* [Given request]:
Using the material that follows, identify and copy each line with the string "right".

* [Provided data]:
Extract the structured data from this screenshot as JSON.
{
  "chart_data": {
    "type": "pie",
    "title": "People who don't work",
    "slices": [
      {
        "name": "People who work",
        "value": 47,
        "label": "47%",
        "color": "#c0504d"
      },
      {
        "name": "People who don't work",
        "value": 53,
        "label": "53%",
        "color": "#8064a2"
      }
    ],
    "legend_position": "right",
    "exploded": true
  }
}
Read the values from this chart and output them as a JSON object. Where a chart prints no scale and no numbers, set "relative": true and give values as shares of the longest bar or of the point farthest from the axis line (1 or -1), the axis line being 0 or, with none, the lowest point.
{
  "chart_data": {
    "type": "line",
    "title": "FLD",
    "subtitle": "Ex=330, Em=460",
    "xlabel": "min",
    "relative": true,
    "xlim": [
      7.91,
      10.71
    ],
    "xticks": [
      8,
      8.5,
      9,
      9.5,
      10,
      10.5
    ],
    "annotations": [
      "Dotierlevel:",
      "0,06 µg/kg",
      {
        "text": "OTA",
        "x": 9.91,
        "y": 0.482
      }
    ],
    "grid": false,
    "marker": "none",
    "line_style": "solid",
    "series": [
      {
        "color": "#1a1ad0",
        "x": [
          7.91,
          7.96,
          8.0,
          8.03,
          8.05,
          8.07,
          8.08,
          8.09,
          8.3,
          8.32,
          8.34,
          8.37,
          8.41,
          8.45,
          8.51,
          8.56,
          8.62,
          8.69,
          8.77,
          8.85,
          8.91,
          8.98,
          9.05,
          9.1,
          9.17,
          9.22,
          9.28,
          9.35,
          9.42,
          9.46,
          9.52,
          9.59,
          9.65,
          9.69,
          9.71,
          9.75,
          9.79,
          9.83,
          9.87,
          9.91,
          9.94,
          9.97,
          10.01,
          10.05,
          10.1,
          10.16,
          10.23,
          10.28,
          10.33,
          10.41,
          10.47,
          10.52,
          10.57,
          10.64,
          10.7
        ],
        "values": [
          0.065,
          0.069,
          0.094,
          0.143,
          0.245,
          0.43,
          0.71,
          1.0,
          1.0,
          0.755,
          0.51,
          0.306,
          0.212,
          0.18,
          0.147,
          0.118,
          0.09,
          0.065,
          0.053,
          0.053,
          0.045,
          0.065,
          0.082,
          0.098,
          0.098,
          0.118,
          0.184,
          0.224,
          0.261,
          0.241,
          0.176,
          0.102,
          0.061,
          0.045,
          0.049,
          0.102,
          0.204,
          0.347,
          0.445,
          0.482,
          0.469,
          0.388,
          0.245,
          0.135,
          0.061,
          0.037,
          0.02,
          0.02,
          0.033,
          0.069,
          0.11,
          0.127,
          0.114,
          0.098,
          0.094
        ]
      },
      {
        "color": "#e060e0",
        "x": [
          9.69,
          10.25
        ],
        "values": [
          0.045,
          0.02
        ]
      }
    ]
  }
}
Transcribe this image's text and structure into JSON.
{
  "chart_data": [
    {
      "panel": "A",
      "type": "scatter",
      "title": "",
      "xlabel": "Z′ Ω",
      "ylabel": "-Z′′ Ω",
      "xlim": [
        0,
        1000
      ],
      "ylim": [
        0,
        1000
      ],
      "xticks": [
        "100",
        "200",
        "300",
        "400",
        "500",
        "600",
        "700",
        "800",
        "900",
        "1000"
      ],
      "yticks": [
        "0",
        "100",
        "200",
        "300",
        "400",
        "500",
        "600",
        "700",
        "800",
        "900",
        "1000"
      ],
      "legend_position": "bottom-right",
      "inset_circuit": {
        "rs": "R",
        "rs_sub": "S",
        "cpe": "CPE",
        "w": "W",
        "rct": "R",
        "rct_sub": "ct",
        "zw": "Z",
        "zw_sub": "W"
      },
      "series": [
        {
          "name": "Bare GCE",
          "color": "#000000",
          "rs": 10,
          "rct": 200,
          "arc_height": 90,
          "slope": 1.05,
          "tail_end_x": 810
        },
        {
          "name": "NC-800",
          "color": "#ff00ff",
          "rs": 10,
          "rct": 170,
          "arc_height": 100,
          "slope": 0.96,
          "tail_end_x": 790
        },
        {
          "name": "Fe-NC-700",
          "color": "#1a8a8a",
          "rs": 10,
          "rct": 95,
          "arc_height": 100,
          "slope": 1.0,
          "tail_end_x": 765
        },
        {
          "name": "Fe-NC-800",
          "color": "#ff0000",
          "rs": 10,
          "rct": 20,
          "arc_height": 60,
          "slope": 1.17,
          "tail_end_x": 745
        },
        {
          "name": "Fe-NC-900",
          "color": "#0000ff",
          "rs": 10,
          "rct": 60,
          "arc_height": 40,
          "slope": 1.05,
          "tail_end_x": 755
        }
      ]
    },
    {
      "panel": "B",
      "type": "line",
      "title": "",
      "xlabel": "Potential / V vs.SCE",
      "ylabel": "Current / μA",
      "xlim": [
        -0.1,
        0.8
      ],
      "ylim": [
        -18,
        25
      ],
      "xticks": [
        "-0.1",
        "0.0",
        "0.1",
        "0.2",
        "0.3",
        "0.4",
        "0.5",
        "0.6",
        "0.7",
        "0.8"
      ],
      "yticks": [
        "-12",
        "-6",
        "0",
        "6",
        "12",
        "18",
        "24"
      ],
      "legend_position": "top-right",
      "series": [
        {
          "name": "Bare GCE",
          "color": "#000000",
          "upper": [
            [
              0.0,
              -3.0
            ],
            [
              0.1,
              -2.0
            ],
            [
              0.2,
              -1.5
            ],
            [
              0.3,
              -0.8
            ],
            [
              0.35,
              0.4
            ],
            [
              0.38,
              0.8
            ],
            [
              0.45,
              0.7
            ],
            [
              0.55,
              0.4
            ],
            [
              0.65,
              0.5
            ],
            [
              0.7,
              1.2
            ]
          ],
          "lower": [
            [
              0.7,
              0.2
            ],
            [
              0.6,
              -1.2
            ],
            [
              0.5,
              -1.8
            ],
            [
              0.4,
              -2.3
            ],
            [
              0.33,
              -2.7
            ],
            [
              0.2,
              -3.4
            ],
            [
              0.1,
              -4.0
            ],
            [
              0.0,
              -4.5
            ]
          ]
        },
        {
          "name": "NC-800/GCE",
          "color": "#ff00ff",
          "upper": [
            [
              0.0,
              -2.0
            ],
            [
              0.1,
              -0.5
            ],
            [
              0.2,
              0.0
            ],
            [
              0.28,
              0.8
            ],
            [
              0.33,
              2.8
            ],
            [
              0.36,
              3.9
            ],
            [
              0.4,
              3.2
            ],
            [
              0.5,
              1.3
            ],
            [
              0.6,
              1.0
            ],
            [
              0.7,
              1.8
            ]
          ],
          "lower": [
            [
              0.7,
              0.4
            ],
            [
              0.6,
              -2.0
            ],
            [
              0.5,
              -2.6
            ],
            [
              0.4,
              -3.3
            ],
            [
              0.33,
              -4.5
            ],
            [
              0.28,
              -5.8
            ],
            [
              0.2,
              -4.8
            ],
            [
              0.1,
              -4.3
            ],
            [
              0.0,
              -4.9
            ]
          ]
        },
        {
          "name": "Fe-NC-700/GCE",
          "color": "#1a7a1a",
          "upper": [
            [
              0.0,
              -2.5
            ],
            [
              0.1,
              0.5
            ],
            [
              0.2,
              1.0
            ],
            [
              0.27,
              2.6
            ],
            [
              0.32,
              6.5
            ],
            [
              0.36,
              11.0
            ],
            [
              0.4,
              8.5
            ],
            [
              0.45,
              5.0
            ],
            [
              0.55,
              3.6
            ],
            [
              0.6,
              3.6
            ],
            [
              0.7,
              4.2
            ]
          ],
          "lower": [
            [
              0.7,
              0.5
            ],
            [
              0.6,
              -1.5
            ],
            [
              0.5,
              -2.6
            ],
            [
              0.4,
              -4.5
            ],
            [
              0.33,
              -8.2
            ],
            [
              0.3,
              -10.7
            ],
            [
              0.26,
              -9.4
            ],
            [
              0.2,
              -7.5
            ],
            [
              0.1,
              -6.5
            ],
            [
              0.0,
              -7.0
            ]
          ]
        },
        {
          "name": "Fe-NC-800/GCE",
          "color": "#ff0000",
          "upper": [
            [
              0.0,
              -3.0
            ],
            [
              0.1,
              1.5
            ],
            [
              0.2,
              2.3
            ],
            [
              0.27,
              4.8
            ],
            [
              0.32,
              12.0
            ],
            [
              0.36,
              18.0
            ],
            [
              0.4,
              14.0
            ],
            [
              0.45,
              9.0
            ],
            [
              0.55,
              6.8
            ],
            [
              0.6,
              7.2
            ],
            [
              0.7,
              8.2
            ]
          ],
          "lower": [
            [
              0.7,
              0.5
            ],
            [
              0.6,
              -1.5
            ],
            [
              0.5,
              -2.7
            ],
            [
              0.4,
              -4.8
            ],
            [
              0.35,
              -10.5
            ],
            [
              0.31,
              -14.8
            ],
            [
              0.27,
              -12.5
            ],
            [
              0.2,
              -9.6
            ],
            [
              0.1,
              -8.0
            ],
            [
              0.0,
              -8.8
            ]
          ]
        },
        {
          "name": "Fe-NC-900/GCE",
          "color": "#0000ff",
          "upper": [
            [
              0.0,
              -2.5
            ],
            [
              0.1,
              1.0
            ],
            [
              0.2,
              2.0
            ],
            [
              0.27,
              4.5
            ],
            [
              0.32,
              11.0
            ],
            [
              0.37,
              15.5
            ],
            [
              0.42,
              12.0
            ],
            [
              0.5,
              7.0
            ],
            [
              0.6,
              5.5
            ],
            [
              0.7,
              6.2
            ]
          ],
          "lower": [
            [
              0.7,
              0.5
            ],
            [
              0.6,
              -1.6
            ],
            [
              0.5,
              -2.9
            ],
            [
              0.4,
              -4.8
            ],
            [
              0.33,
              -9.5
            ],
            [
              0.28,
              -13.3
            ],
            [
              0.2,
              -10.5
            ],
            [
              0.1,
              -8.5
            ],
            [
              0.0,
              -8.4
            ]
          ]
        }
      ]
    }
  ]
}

* [Task answer]:
    "legend_position": "right",
      "legend_position": "bottom-right",
      "legend_position": "top-right",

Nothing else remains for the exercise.